Aim
Quote each line of the material verbatim, without the pictures.

(Data listing)
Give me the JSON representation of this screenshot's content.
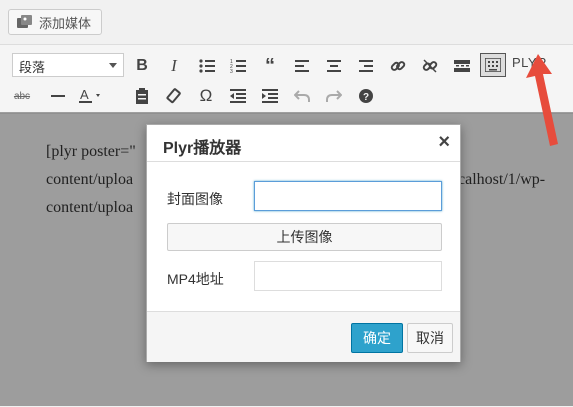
{
  "media_button": {
    "label": "添加媒体"
  },
  "toolbar": {
    "format_select": "段落",
    "plyr_label": "PLYR",
    "row1_icons": [
      "bold-icon",
      "italic-icon",
      "bullet-list-icon",
      "numbered-list-icon",
      "blockquote-icon",
      "align-left-icon",
      "align-center-icon",
      "align-right-icon",
      "link-icon",
      "unlink-icon",
      "read-more-icon",
      "toolbar-toggle-icon"
    ],
    "row2_icons": [
      "strikethrough-icon",
      "horizontal-line-icon",
      "text-color-icon",
      "paste-text-icon",
      "clear-formatting-icon",
      "special-character-icon",
      "outdent-icon",
      "indent-icon",
      "undo-icon",
      "redo-icon",
      "help-icon"
    ]
  },
  "content": {
    "lines": [
      "[plyr poster=\"",
      "content/uploa",
      "content/uploa"
    ],
    "right_fragment": "ocalhost/1/wp-"
  },
  "dialog": {
    "title": "Plyr播放器",
    "close": "×",
    "poster_label": "封面图像",
    "poster_value": "",
    "upload_label": "上传图像",
    "mp4_label": "MP4地址",
    "mp4_value": "",
    "ok_label": "确定",
    "cancel_label": "取消"
  },
  "colors": {
    "primary_button": "#2ea2cc",
    "annotation_arrow": "#e74c3c"
  }
}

Solution
Give me the JSON representation of this screenshot's content.
{
  "media_button": {
    "label": "添加媒体"
  },
  "toolbar": {
    "format_select": "段落",
    "plyr_label": "PLYR",
    "row1_icons": [
      "bold-icon",
      "italic-icon",
      "bullet-list-icon",
      "numbered-list-icon",
      "blockquote-icon",
      "align-left-icon",
      "align-center-icon",
      "align-right-icon",
      "link-icon",
      "unlink-icon",
      "read-more-icon",
      "toolbar-toggle-icon"
    ],
    "row2_icons": [
      "strikethrough-icon",
      "horizontal-line-icon",
      "text-color-icon",
      "paste-text-icon",
      "clear-formatting-icon",
      "special-character-icon",
      "outdent-icon",
      "indent-icon",
      "undo-icon",
      "redo-icon",
      "help-icon"
    ]
  },
  "content": {
    "lines": [
      "[plyr poster=\"",
      "content/uploa",
      "content/uploa"
    ],
    "right_fragment": "ocalhost/1/wp-"
  },
  "dialog": {
    "title": "Plyr播放器",
    "close": "×",
    "poster_label": "封面图像",
    "poster_value": "",
    "upload_label": "上传图像",
    "mp4_label": "MP4地址",
    "mp4_value": "",
    "ok_label": "确定",
    "cancel_label": "取消"
  },
  "colors": {
    "primary_button": "#2ea2cc",
    "annotation_arrow": "#e74c3c"
  }
}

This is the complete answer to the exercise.